>> Start Listing

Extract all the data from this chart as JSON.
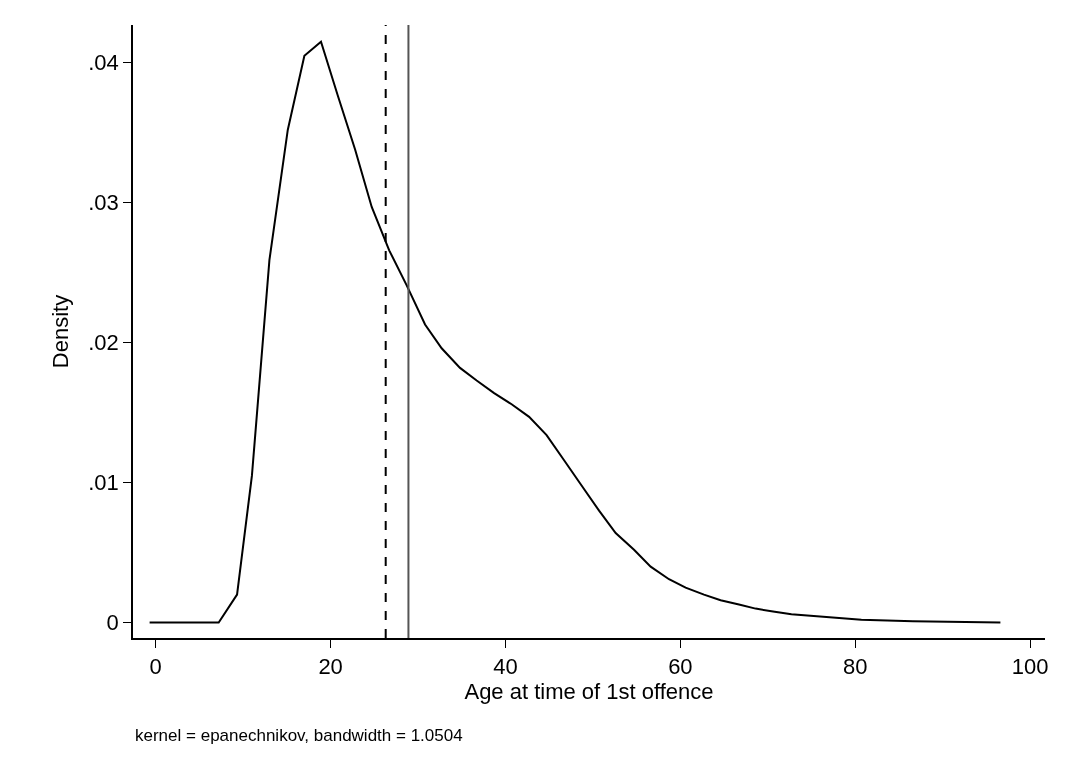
{
  "chart_data": {
    "type": "line",
    "xlabel": "Age at time of 1st offence",
    "ylabel": "Density",
    "annotations": [
      "kernel = epanechnikov, bandwidth = 1.0504"
    ],
    "x": [
      -0.7,
      7.2,
      9.3,
      11.0,
      13.0,
      15.1,
      17.0,
      18.9,
      20.8,
      22.8,
      24.7,
      26.7,
      28.7,
      30.8,
      32.7,
      34.8,
      36.7,
      38.7,
      40.7,
      42.7,
      44.7,
      46.7,
      48.7,
      50.7,
      52.6,
      54.7,
      56.6,
      58.7,
      60.6,
      62.7,
      64.6,
      66.7,
      68.6,
      70.6,
      72.7,
      76.7,
      80.7,
      86.6,
      96.6
    ],
    "series": [
      {
        "color": "#000000",
        "values": [
          0,
          0,
          0.002,
          0.0105,
          0.0259,
          0.0352,
          0.0405,
          0.0415,
          0.0377,
          0.0338,
          0.0297,
          0.0266,
          0.0241,
          0.0213,
          0.0196,
          0.0182,
          0.0173,
          0.0164,
          0.0156,
          0.0147,
          0.0134,
          0.0116,
          0.0098,
          0.008,
          0.0064,
          0.0052,
          0.004,
          0.0031,
          0.0025,
          0.002,
          0.0016,
          0.0013,
          0.001,
          0.0008,
          0.0006,
          0.0004,
          0.0002,
          0.0001,
          0
        ]
      }
    ],
    "xlim": [
      -2.6,
      101.7
    ],
    "xticks": [
      0,
      20,
      40,
      60,
      80,
      100
    ],
    "ylim": [
      -0.0011,
      0.0427
    ],
    "yticks": [
      0,
      {
        "value": 0.01,
        "label": ".01"
      },
      {
        "value": 0.02,
        "label": ".02"
      },
      {
        "value": 0.03,
        "label": ".03"
      },
      {
        "value": 0.04,
        "label": ".04"
      }
    ],
    "ref_lines": [
      {
        "axis": "x",
        "value": 26.3,
        "color": "#000000",
        "line_style": "dashed"
      },
      {
        "axis": "x",
        "value": 28.9,
        "color": "#555555",
        "line_style": "solid"
      }
    ],
    "grid": false,
    "marker": "none",
    "line_style": "solid"
  }
}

>> End Listing

(Directions for this task)
Make an exact copy of all entries above, dropping the images.

(Task result)
Extract all the data from this chart as JSON.
{
  "chart_data": {
    "type": "line",
    "xlabel": "Age at time of 1st offence",
    "ylabel": "Density",
    "annotations": [
      "kernel = epanechnikov, bandwidth = 1.0504"
    ],
    "x": [
      -0.7,
      7.2,
      9.3,
      11.0,
      13.0,
      15.1,
      17.0,
      18.9,
      20.8,
      22.8,
      24.7,
      26.7,
      28.7,
      30.8,
      32.7,
      34.8,
      36.7,
      38.7,
      40.7,
      42.7,
      44.7,
      46.7,
      48.7,
      50.7,
      52.6,
      54.7,
      56.6,
      58.7,
      60.6,
      62.7,
      64.6,
      66.7,
      68.6,
      70.6,
      72.7,
      76.7,
      80.7,
      86.6,
      96.6
    ],
    "series": [
      {
        "color": "#000000",
        "values": [
          0,
          0,
          0.002,
          0.0105,
          0.0259,
          0.0352,
          0.0405,
          0.0415,
          0.0377,
          0.0338,
          0.0297,
          0.0266,
          0.0241,
          0.0213,
          0.0196,
          0.0182,
          0.0173,
          0.0164,
          0.0156,
          0.0147,
          0.0134,
          0.0116,
          0.0098,
          0.008,
          0.0064,
          0.0052,
          0.004,
          0.0031,
          0.0025,
          0.002,
          0.0016,
          0.0013,
          0.001,
          0.0008,
          0.0006,
          0.0004,
          0.0002,
          0.0001,
          0
        ]
      }
    ],
    "xlim": [
      -2.6,
      101.7
    ],
    "xticks": [
      0,
      20,
      40,
      60,
      80,
      100
    ],
    "ylim": [
      -0.0011,
      0.0427
    ],
    "yticks": [
      0,
      {
        "value": 0.01,
        "label": ".01"
      },
      {
        "value": 0.02,
        "label": ".02"
      },
      {
        "value": 0.03,
        "label": ".03"
      },
      {
        "value": 0.04,
        "label": ".04"
      }
    ],
    "ref_lines": [
      {
        "axis": "x",
        "value": 26.3,
        "color": "#000000",
        "line_style": "dashed"
      },
      {
        "axis": "x",
        "value": 28.9,
        "color": "#555555",
        "line_style": "solid"
      }
    ],
    "grid": false,
    "marker": "none",
    "line_style": "solid"
  }
}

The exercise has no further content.